Items from a figure collection
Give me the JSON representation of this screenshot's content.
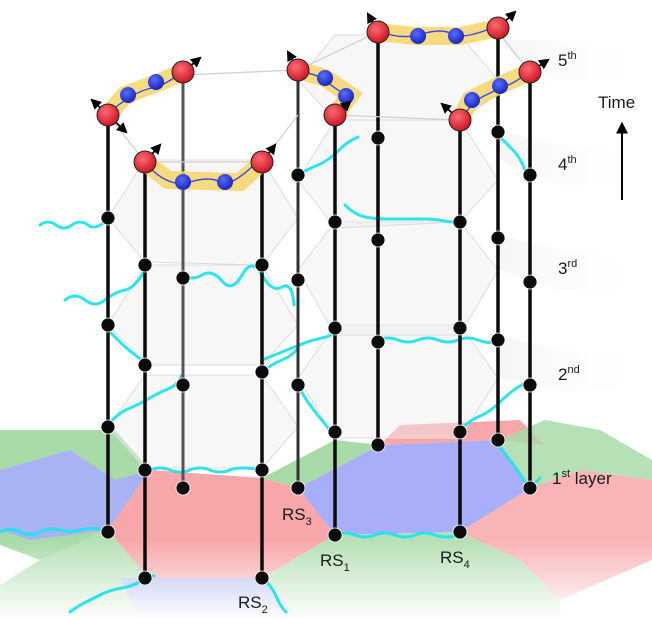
{
  "time_label": "Time",
  "layers": [
    {
      "num": "1",
      "sup": "st",
      "suffix": " layer"
    },
    {
      "num": "2",
      "sup": "nd",
      "suffix": ""
    },
    {
      "num": "3",
      "sup": "rd",
      "suffix": ""
    },
    {
      "num": "4",
      "sup": "th",
      "suffix": ""
    },
    {
      "num": "5",
      "sup": "th",
      "suffix": ""
    }
  ],
  "stations": [
    {
      "main": "RS",
      "sub": "1"
    },
    {
      "main": "RS",
      "sub": "2"
    },
    {
      "main": "RS",
      "sub": "3"
    },
    {
      "main": "RS",
      "sub": "4"
    }
  ],
  "colors": {
    "region_red": "#f7a7a9",
    "region_blue": "#a9aefb",
    "region_green": "#a9dba9",
    "photon_link": "#22e3ee",
    "node": "#0b0b0b",
    "qubit_red": "#e8182a",
    "qubit_blue": "#1f2fe0",
    "entangle_band": "#f5d56b",
    "layer_plane": "#eeeeee"
  },
  "icons": [
    "spin-arrow-icon",
    "photon-wave-icon",
    "qubit-icon"
  ]
}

▶ EXERCISE OBJECTIVE:
The data above should be repeated exactly, minus any pictures.

▶ OUTPUT OF THE EXERCISE:
Give me the JSON representation of this screenshot's content.
{
  "time_label": "Time",
  "layers": [
    {
      "num": "1",
      "sup": "st",
      "suffix": " layer"
    },
    {
      "num": "2",
      "sup": "nd",
      "suffix": ""
    },
    {
      "num": "3",
      "sup": "rd",
      "suffix": ""
    },
    {
      "num": "4",
      "sup": "th",
      "suffix": ""
    },
    {
      "num": "5",
      "sup": "th",
      "suffix": ""
    }
  ],
  "stations": [
    {
      "main": "RS",
      "sub": "1"
    },
    {
      "main": "RS",
      "sub": "2"
    },
    {
      "main": "RS",
      "sub": "3"
    },
    {
      "main": "RS",
      "sub": "4"
    }
  ],
  "colors": {
    "region_red": "#f7a7a9",
    "region_blue": "#a9aefb",
    "region_green": "#a9dba9",
    "photon_link": "#22e3ee",
    "node": "#0b0b0b",
    "qubit_red": "#e8182a",
    "qubit_blue": "#1f2fe0",
    "entangle_band": "#f5d56b",
    "layer_plane": "#eeeeee"
  },
  "icons": [
    "spin-arrow-icon",
    "photon-wave-icon",
    "qubit-icon"
  ]
}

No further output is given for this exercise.